DIRECTIVE >>
Track down every line below that holds "Acreditadora" and copy it.
= = = = = = =
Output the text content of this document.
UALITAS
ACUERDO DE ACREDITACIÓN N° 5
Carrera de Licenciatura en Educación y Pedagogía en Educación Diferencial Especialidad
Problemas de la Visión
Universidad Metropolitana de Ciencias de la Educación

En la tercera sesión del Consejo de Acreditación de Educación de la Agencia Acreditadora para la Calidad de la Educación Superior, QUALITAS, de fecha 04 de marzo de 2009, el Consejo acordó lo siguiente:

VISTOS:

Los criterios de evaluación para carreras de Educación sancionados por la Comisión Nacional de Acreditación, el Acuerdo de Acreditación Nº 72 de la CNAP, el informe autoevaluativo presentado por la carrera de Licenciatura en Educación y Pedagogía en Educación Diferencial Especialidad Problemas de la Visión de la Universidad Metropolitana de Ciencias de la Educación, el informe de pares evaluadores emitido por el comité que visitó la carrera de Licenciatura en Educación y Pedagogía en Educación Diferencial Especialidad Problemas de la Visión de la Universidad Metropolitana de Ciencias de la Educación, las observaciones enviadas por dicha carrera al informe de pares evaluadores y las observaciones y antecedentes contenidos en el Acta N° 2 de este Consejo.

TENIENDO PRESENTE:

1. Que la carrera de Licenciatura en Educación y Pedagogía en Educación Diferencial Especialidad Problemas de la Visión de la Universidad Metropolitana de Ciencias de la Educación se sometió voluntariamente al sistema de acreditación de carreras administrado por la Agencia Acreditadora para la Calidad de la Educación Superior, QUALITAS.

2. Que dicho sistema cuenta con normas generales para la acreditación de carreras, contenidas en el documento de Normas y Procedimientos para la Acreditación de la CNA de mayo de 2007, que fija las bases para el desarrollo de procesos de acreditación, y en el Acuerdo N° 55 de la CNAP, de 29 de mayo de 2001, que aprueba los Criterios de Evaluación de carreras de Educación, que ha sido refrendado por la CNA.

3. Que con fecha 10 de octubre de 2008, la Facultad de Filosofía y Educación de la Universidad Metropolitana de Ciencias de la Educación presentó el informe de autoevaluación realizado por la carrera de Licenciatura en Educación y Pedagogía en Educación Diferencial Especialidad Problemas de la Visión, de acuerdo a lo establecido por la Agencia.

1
= = = = = = =
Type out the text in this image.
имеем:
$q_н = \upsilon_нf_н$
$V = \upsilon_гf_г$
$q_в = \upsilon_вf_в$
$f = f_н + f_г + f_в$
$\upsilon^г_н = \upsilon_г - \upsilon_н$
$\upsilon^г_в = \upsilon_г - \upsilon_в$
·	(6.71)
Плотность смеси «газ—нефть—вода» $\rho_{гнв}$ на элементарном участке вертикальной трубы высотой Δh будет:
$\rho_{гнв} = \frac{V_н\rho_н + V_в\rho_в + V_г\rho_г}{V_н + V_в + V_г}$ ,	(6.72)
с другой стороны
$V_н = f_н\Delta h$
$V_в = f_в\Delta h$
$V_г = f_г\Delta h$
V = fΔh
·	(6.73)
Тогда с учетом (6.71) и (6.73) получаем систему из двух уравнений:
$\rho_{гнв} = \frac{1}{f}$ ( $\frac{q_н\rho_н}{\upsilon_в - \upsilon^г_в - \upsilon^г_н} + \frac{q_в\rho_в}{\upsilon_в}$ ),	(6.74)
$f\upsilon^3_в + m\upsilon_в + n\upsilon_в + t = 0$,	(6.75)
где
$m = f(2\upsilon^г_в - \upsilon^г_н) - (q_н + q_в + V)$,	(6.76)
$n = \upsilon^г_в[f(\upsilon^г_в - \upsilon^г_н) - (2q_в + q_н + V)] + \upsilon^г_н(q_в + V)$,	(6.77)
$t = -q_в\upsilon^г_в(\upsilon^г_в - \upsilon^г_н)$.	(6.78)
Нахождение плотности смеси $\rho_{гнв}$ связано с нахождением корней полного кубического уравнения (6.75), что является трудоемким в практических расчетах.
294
= = = = = = =
ANSWER TO THE TASK >>
En la tercera sesión del Consejo de Acreditación de Educación de la Agencia Acreditadora para la Calidad de la Educación Superior, QUALITAS, de fecha 04 de marzo de 2009, el Consejo acordó lo siguiente:
1. Que la carrera de Licenciatura en Educación y Pedagogía en Educación Diferencial Especialidad Problemas de la Visión de la Universidad Metropolitana de Ciencias de la Educación se sometió voluntariamente al sistema de acreditación de carreras administrado por la Agencia Acreditadora para la Calidad de la Educación Superior, QUALITAS.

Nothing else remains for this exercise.